**TASK OBJECTIVE:** Reproduce every line in the listing that contains the word "Property".

**DATA FOR THIS TASK:**
··········

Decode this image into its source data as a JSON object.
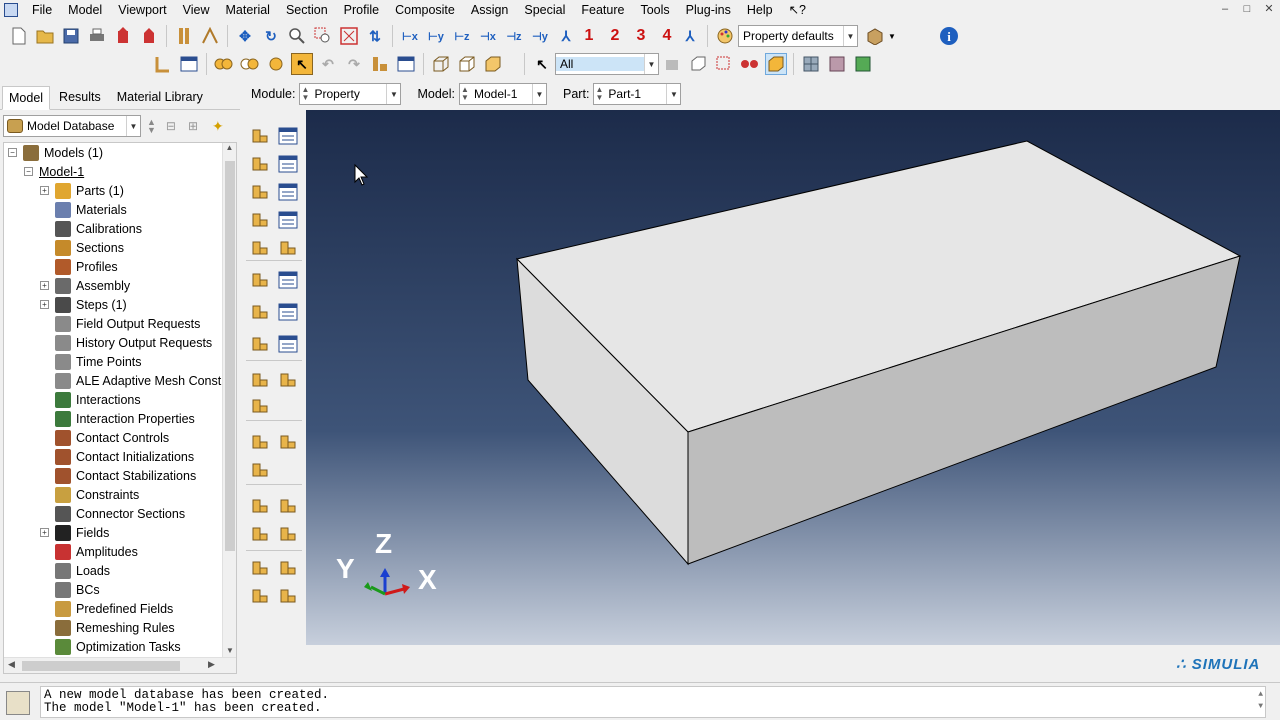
{
  "menubar": {
    "items": [
      "File",
      "Model",
      "Viewport",
      "View",
      "Material",
      "Section",
      "Profile",
      "Composite",
      "Assign",
      "Special",
      "Feature",
      "Tools",
      "Plug-ins",
      "Help",
      "↖?"
    ],
    "window_controls": [
      "–",
      "□",
      "✕"
    ]
  },
  "toolbar1": {
    "view_numbers": [
      "1",
      "2",
      "3",
      "4"
    ],
    "property_combo": "Property defaults"
  },
  "toolbar2": {
    "selection_filter": "All"
  },
  "context": {
    "module_label": "Module:",
    "module_value": "Property",
    "model_label": "Model:",
    "model_value": "Model-1",
    "part_label": "Part:",
    "part_value": "Part-1"
  },
  "left_tabs": [
    "Model",
    "Results",
    "Material Library"
  ],
  "db_combo": "Model Database",
  "tree": [
    {
      "label": "Models (1)",
      "exp": "-",
      "indent": 0,
      "color": "#8a6d3b"
    },
    {
      "label": "Model-1",
      "exp": "-",
      "indent": 1,
      "color": "",
      "underline": true
    },
    {
      "label": "Parts (1)",
      "exp": "+",
      "indent": 2,
      "color": "#e0a630"
    },
    {
      "label": "Materials",
      "exp": "",
      "indent": 2,
      "color": "#6b7fae"
    },
    {
      "label": "Calibrations",
      "exp": "",
      "indent": 2,
      "color": "#555"
    },
    {
      "label": "Sections",
      "exp": "",
      "indent": 2,
      "color": "#c58a2a"
    },
    {
      "label": "Profiles",
      "exp": "",
      "indent": 2,
      "color": "#b15a2a"
    },
    {
      "label": "Assembly",
      "exp": "+",
      "indent": 2,
      "color": "#6a6a6a"
    },
    {
      "label": "Steps (1)",
      "exp": "+",
      "indent": 2,
      "color": "#4a4a4a"
    },
    {
      "label": "Field Output Requests",
      "exp": "",
      "indent": 2,
      "color": "#8a8a8a"
    },
    {
      "label": "History Output Requests",
      "exp": "",
      "indent": 2,
      "color": "#8a8a8a"
    },
    {
      "label": "Time Points",
      "exp": "",
      "indent": 2,
      "color": "#8a8a8a"
    },
    {
      "label": "ALE Adaptive Mesh Constra",
      "exp": "",
      "indent": 2,
      "color": "#8a8a8a"
    },
    {
      "label": "Interactions",
      "exp": "",
      "indent": 2,
      "color": "#3c7a3c"
    },
    {
      "label": "Interaction Properties",
      "exp": "",
      "indent": 2,
      "color": "#3c7a3c"
    },
    {
      "label": "Contact Controls",
      "exp": "",
      "indent": 2,
      "color": "#a0522d"
    },
    {
      "label": "Contact Initializations",
      "exp": "",
      "indent": 2,
      "color": "#a0522d"
    },
    {
      "label": "Contact Stabilizations",
      "exp": "",
      "indent": 2,
      "color": "#a0522d"
    },
    {
      "label": "Constraints",
      "exp": "",
      "indent": 2,
      "color": "#c8a040"
    },
    {
      "label": "Connector Sections",
      "exp": "",
      "indent": 2,
      "color": "#555"
    },
    {
      "label": "Fields",
      "exp": "+",
      "indent": 2,
      "color": "#222"
    },
    {
      "label": "Amplitudes",
      "exp": "",
      "indent": 2,
      "color": "#c83232"
    },
    {
      "label": "Loads",
      "exp": "",
      "indent": 2,
      "color": "#777"
    },
    {
      "label": "BCs",
      "exp": "",
      "indent": 2,
      "color": "#777"
    },
    {
      "label": "Predefined Fields",
      "exp": "",
      "indent": 2,
      "color": "#c89a40"
    },
    {
      "label": "Remeshing Rules",
      "exp": "",
      "indent": 2,
      "color": "#8a6d3b"
    },
    {
      "label": "Optimization Tasks",
      "exp": "",
      "indent": 2,
      "color": "#5a8a3a"
    }
  ],
  "triad": {
    "x": "X",
    "y": "Y",
    "z": "Z"
  },
  "brand": "∴ SIMULIA",
  "messages": [
    "A new model database has been created.",
    "The model \"Model-1\" has been created."
  ],
  "colors": {
    "viewport_top": "#1c2b4a",
    "viewport_bottom": "#c7cfdc",
    "part_top": "#e8e8e8",
    "part_front": "#bdbdbd",
    "part_left": "#dedede"
  }
}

··········

**SOLVED PROBLEM:**
    "property_combo": "Property defaults"
    "module_value": "Property",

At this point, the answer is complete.